Recorded data:
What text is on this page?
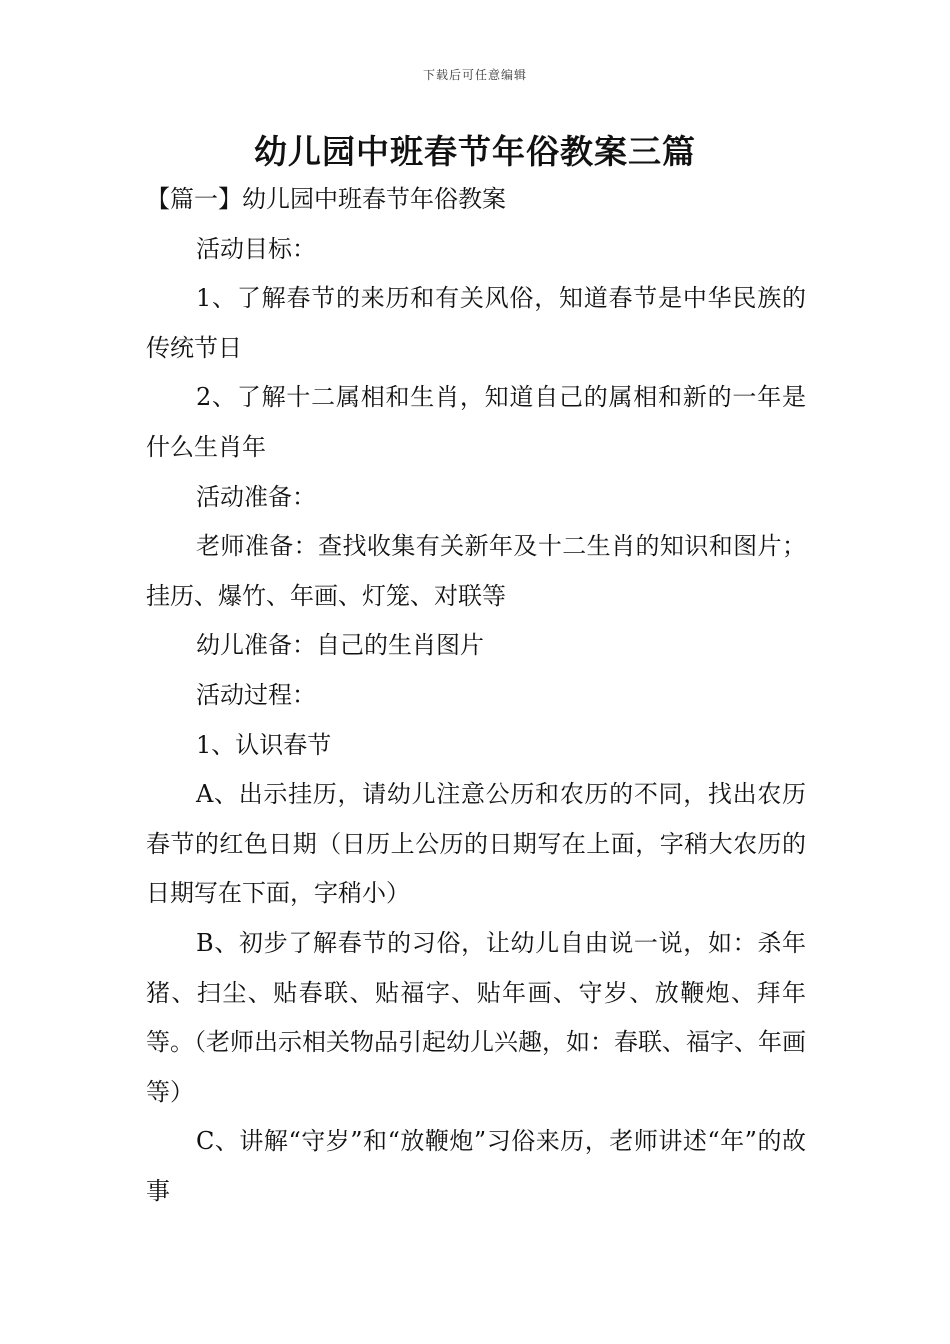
下载后可任意编辑
幼儿园中班春节年俗教案三篇

【篇一】幼儿园中班春节年俗教案

活动目标：

1、了解春节的来历和有关风俗，知道春节是中华民族的传统节日

2、了解十二属相和生肖，知道自己的属相和新的一年是什么生肖年

活动准备：

老师准备：查找收集有关新年及十二生肖的知识和图片；挂历、爆竹、年画、灯笼、对联等

幼儿准备：自己的生肖图片

活动过程：

1、认识春节

A、出示挂历，请幼儿注意公历和农历的不同，找出农历春节的红色日期（日历上公历的日期写在上面，字稍大农历的日期写在下面，字稍小）

B、初步了解春节的习俗，让幼儿自由说一说，如：杀年猪、扫尘、贴春联、贴福字、贴年画、守岁、放鞭炮、拜年等。（老师出示相关物品引起幼儿兴趣，如：春联、福字、年画等）

C、讲解“守岁”和“放鞭炮”习俗来历，老师讲述“年”的故事
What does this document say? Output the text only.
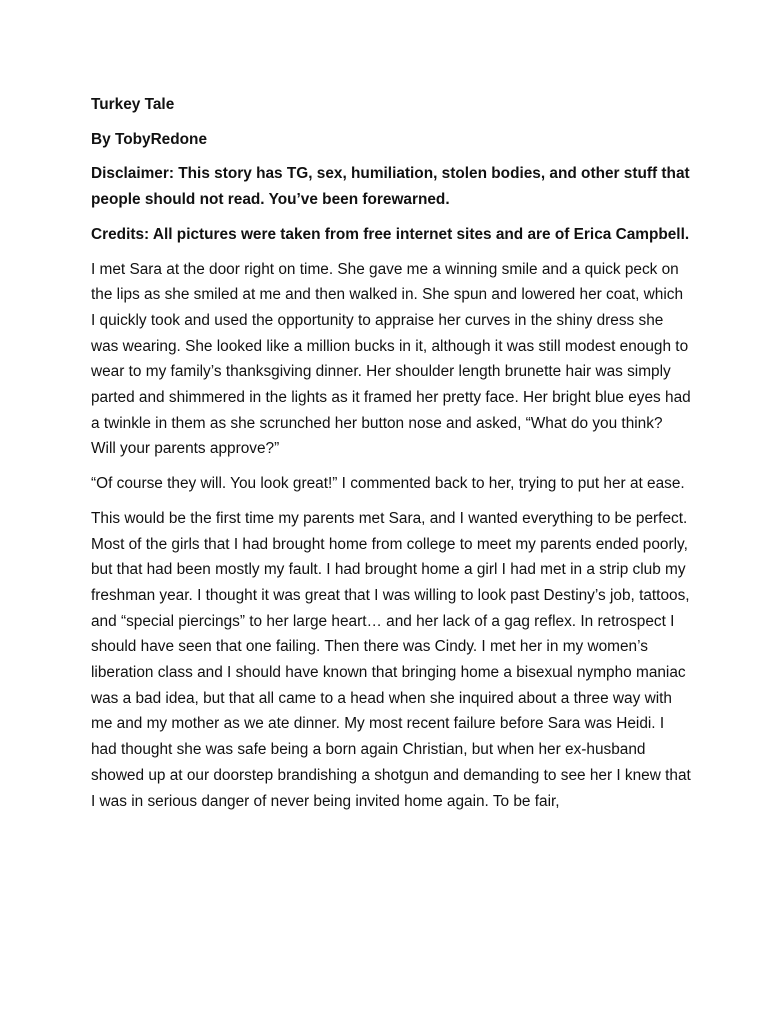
Turkey Tale

By TobyRedone

Disclaimer: This story has TG, sex, humiliation, stolen bodies, and other stuff that people should not read. You’ve been forewarned.

Credits: All pictures were taken from free internet sites and are of Erica Campbell.

I met Sara at the door right on time. She gave me a winning smile and a quick peck on the lips as she smiled at me and then walked in. She spun and lowered her coat, which I quickly took and used the opportunity to appraise her curves in the shiny dress she was wearing. She looked like a million bucks in it, although it was still modest enough to wear to my family’s thanksgiving dinner. Her shoulder length brunette hair was simply parted and shimmered in the lights as it framed her pretty face. Her bright blue eyes had a twinkle in them as she scrunched her button nose and asked, “What do you think? Will your parents approve?”

“Of course they will. You look great!” I commented back to her, trying to put her at ease.

This would be the first time my parents met Sara, and I wanted everything to be perfect. Most of the girls that I had brought home from college to meet my parents ended poorly, but that had been mostly my fault. I had brought home a girl I had met in a strip club my freshman year. I thought it was great that I was willing to look past Destiny’s job, tattoos, and “special piercings” to her large heart… and her lack of a gag reflex. In retrospect I should have seen that one failing. Then there was Cindy. I met her in my women’s liberation class and I should have known that bringing home a bisexual nympho maniac was a bad idea, but that all came to a head when she inquired about a three way with me and my mother as we ate dinner. My most recent failure before Sara was Heidi. I had thought she was safe being a born again Christian, but when her ex-husband showed up at our doorstep brandishing a shotgun and demanding to see her I knew that I was in serious danger of never being invited home again. To be fair,
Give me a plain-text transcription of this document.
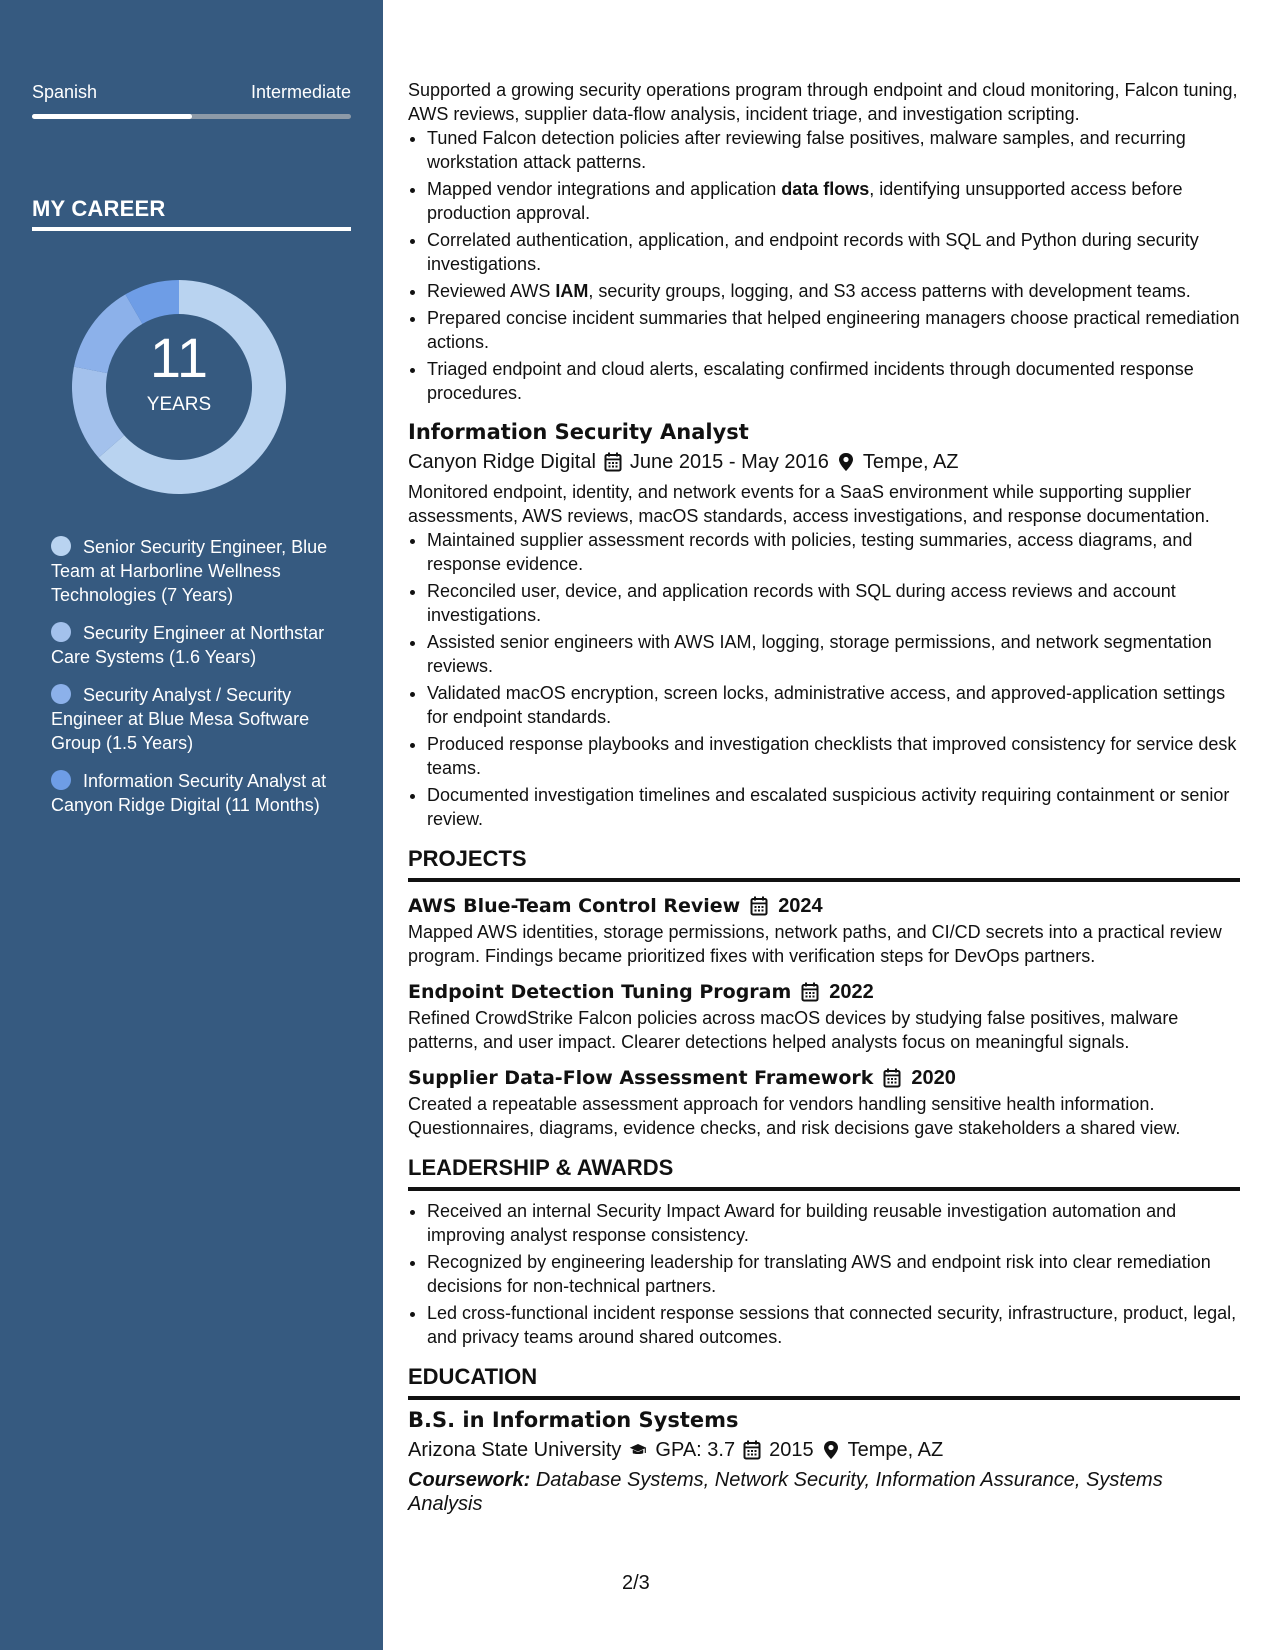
Spanish	Intermediate
MY CAREER
11
YEARS
Senior Security Engineer, Blue Team at Harborline Wellness Technologies (7 Years)
Security Engineer at Northstar Care Systems (1.6 Years)
Security Analyst / Security Engineer at Blue Mesa Software Group (1.5 Years)
Information Security Analyst at Canyon Ridge Digital (11 Months)

Supported a growing security operations program through endpoint and cloud monitoring, Falcon tuning, AWS reviews, supplier data-flow analysis, incident triage, and investigation scripting.

• Tuned Falcon detection policies after reviewing false positives, malware samples, and recurring workstation attack patterns.
• Mapped vendor integrations and application data flows, identifying unsupported access before production approval.
• Correlated authentication, application, and endpoint records with SQL and Python during security investigations.
• Reviewed AWS IAM, security groups, logging, and S3 access patterns with development teams.
• Prepared concise incident summaries that helped engineering managers choose practical remediation actions.
• Triaged endpoint and cloud alerts, escalating confirmed incidents through documented response procedures.
Information Security Analyst
Canyon Ridge Digital June 2015 - May 2016 Tempe, AZ

Monitored endpoint, identity, and network events for a SaaS environment while supporting supplier assessments, AWS reviews, macOS standards, access investigations, and response documentation.

• Maintained supplier assessment records with policies, testing summaries, access diagrams, and response evidence.
• Reconciled user, device, and application records with SQL during access reviews and account investigations.
• Assisted senior engineers with AWS IAM, logging, storage permissions, and network segmentation reviews.
• Validated macOS encryption, screen locks, administrative access, and approved-application settings for endpoint standards.
• Produced response playbooks and investigation checklists that improved consistency for service desk teams.
• Documented investigation timelines and escalated suspicious activity requiring containment or senior review.
PROJECTS
AWS Blue-Team Control Review 2024

Mapped AWS identities, storage permissions, network paths, and CI/CD secrets into a practical review program. Findings became prioritized fixes with verification steps for DevOps partners.

Endpoint Detection Tuning Program 2022

Refined CrowdStrike Falcon policies across macOS devices by studying false positives, malware patterns, and user impact. Clearer detections helped analysts focus on meaningful signals.

Supplier Data-Flow Assessment Framework 2020

Created a repeatable assessment approach for vendors handling sensitive health information. Questionnaires, diagrams, evidence checks, and risk decisions gave stakeholders a shared view.

LEADERSHIP & AWARDS
• Received an internal Security Impact Award for building reusable investigation automation and improving analyst response consistency.
• Recognized by engineering leadership for translating AWS and endpoint risk into clear remediation decisions for non-technical partners.
• Led cross-functional incident response sessions that connected security, infrastructure, product, legal, and privacy teams around shared outcomes.
EDUCATION
B.S. in Information Systems
Arizona State University GPA: 3.7 2015 Tempe, AZ
Coursework: Database Systems, Network Security, Information Assurance, Systems Analysis
2/3
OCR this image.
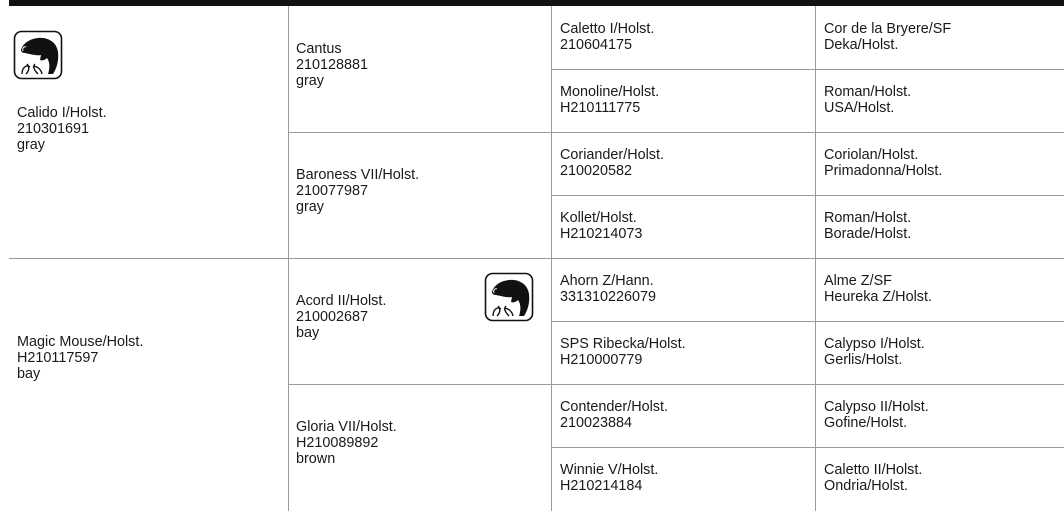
Calido I/Holst.
210301691
gray
Magic Mouse/Holst.
H210117597
bay
Cantus
210128881
gray
Baroness VII/Holst.
210077987
gray
Acord II/Holst.
210002687
bay
Gloria VII/Holst.
H210089892
brown
Caletto I/Holst.
210604175
Monoline/Holst.
H210111775
Coriander/Holst.
210020582
Kollet/Holst.
H210214073
Ahorn Z/Hann.
331310226079
SPS Ribecka/Holst.
H210000779
Contender/Holst.
210023884
Winnie V/Holst.
H210214184
Cor de la Bryere/SF
Deka/Holst.
Roman/Holst.
USA/Holst.
Coriolan/Holst.
Primadonna/Holst.
Roman/Holst.
Borade/Holst.
Alme Z/SF
Heureka Z/Holst.
Calypso I/Holst.
Gerlis/Holst.
Calypso II/Holst.
Gofine/Holst.
Caletto II/Holst.
Ondria/Holst.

# [WHAT TO WORK ON]
Out of the preceding entries, pull every line containing the string "patterns".

# [RESULT]
• Tuned Falcon detection policies after reviewing false positives, malware samples, and recurring workstation attack patterns.
• Reviewed AWS IAM, security groups, logging, and S3 access patterns with development teams.
Refined CrowdStrike Falcon policies across macOS devices by studying false positives, malware patterns, and user impact. Clearer detections helped analysts focus on meaningful signals.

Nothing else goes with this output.